> **Written request**:
For every line in the data below that contains "chips", copy the line.

(Dataset entries on figures)
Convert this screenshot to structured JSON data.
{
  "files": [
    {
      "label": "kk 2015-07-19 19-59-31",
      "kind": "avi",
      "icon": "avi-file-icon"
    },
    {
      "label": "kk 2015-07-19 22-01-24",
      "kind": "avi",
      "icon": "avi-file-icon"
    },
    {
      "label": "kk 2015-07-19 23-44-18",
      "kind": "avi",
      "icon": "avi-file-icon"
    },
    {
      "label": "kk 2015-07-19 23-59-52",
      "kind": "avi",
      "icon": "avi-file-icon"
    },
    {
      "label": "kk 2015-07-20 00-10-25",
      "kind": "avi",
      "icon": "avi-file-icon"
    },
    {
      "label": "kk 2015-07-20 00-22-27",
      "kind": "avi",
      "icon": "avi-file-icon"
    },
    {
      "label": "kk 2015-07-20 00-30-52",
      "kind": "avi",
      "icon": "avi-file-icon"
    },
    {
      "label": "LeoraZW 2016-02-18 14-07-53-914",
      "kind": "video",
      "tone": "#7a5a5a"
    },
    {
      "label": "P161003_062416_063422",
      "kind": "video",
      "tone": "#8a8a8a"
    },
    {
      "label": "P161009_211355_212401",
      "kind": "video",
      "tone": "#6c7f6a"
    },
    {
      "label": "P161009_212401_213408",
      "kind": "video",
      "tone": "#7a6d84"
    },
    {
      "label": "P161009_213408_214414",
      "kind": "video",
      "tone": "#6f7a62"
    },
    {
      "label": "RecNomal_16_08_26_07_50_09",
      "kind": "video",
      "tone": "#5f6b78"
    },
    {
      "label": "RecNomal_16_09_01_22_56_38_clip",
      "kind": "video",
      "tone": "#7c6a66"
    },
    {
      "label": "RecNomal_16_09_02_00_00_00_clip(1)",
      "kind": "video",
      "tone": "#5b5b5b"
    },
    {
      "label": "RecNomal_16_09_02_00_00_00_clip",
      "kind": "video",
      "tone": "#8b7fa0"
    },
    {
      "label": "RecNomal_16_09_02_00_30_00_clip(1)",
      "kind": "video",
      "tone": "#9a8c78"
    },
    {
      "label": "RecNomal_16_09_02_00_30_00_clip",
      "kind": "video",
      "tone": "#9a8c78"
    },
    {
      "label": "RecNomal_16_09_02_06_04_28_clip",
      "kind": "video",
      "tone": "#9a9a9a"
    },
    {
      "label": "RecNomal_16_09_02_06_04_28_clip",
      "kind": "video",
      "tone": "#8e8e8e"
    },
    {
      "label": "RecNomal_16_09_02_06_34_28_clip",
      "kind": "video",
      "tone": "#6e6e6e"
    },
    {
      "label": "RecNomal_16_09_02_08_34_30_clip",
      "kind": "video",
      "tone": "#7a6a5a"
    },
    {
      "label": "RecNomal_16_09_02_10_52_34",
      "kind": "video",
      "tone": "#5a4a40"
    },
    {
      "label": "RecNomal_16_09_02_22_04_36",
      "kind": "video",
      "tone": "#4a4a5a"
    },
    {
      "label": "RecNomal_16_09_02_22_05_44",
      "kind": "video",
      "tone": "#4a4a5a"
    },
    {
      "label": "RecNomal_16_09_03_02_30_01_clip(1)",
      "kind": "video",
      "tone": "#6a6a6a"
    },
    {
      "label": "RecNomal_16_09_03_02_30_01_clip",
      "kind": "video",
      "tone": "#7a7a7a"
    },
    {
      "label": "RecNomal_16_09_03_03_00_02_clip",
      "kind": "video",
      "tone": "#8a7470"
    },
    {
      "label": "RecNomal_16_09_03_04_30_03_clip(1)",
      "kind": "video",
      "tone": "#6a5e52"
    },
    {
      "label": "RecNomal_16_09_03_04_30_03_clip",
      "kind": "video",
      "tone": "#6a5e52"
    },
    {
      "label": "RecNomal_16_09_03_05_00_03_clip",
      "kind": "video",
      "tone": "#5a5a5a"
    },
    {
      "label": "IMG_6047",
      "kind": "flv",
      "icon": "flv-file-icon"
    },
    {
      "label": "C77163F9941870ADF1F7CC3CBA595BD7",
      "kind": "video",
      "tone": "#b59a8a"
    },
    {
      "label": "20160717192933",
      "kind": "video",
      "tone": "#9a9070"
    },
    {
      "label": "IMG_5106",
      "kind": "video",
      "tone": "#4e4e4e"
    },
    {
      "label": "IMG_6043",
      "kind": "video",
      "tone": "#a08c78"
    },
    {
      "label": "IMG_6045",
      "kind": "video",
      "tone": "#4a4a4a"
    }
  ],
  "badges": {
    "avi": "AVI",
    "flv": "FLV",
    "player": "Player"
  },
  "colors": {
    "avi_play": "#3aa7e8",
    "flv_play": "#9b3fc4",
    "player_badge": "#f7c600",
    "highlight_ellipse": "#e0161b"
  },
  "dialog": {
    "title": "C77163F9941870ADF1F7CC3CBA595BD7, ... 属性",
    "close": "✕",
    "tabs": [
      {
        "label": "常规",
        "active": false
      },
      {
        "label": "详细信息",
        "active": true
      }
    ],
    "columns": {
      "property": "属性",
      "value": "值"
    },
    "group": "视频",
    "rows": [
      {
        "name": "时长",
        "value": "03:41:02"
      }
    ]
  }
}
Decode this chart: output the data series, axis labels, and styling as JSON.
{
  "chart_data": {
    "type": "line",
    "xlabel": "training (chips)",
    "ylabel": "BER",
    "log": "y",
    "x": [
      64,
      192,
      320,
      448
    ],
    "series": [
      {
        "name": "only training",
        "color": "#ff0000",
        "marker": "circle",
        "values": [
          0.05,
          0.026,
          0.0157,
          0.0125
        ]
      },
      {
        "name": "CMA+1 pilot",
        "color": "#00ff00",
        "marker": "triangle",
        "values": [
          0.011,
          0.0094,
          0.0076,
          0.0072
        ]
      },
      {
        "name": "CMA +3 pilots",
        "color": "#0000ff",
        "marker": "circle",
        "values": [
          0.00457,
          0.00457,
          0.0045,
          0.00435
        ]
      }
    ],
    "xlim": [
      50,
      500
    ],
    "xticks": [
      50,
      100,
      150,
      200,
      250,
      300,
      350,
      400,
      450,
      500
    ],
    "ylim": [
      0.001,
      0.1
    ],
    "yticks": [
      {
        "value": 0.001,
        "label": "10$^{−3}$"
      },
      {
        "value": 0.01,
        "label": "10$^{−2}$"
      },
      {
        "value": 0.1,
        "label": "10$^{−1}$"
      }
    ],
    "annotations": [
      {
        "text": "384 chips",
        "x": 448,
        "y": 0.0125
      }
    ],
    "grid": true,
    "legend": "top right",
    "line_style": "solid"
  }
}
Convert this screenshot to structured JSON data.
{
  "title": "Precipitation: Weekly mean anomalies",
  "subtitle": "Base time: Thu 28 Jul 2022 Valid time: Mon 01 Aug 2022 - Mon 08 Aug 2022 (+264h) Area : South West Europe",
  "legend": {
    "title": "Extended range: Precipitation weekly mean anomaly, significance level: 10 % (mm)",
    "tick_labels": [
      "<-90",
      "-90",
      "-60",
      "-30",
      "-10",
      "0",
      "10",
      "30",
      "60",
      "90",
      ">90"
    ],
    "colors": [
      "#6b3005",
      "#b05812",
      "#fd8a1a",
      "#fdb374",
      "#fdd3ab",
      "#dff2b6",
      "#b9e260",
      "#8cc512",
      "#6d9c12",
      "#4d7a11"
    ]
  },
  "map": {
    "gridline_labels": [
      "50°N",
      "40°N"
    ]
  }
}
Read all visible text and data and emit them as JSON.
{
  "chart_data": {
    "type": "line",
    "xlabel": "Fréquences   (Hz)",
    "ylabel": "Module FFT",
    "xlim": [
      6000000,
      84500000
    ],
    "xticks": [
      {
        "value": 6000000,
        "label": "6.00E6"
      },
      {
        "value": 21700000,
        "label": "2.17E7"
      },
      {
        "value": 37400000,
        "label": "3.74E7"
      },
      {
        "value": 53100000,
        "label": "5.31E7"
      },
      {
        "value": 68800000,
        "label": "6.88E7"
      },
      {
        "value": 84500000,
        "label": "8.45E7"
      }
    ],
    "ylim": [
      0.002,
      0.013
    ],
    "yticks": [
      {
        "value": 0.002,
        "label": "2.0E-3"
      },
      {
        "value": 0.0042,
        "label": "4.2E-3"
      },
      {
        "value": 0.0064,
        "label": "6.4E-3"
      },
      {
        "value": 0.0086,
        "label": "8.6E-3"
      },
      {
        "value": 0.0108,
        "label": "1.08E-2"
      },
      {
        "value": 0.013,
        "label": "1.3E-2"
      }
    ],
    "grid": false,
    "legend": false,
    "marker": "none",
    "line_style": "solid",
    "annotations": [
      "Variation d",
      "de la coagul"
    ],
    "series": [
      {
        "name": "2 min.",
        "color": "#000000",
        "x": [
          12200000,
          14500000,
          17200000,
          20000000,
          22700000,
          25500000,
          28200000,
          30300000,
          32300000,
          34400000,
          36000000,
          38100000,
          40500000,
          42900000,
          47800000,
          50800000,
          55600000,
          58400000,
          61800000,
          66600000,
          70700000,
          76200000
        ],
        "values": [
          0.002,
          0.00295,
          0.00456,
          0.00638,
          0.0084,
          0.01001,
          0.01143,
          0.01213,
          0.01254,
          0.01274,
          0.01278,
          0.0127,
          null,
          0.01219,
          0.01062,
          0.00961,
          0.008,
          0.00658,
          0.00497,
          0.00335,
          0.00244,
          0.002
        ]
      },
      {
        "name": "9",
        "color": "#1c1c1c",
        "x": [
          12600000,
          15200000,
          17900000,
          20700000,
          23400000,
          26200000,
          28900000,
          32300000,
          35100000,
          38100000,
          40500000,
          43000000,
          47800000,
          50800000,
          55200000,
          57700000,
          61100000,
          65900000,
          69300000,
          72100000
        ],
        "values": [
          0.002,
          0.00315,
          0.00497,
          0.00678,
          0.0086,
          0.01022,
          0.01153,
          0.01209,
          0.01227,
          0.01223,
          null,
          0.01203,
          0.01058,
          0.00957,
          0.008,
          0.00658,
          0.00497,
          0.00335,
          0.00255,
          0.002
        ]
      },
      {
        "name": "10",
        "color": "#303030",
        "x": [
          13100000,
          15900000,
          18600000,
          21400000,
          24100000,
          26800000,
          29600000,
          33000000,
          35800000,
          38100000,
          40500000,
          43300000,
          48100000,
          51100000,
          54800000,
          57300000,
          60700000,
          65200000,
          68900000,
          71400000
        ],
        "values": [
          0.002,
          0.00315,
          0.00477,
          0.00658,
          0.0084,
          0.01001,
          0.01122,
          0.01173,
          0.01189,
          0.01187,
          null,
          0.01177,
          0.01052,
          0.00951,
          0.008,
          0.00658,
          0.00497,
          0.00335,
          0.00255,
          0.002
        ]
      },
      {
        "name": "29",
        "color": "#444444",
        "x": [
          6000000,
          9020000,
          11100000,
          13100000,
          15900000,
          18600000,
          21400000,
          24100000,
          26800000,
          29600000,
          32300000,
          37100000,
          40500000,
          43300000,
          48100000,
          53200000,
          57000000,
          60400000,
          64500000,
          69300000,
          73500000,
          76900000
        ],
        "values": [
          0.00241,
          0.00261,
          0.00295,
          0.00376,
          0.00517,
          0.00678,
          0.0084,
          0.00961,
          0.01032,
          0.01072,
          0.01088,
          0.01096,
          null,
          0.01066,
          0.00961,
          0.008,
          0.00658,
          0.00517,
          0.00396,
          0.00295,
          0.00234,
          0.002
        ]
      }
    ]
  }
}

> **Reply**:
    "xlabel": "training (chips)",
        "text": "384 chips",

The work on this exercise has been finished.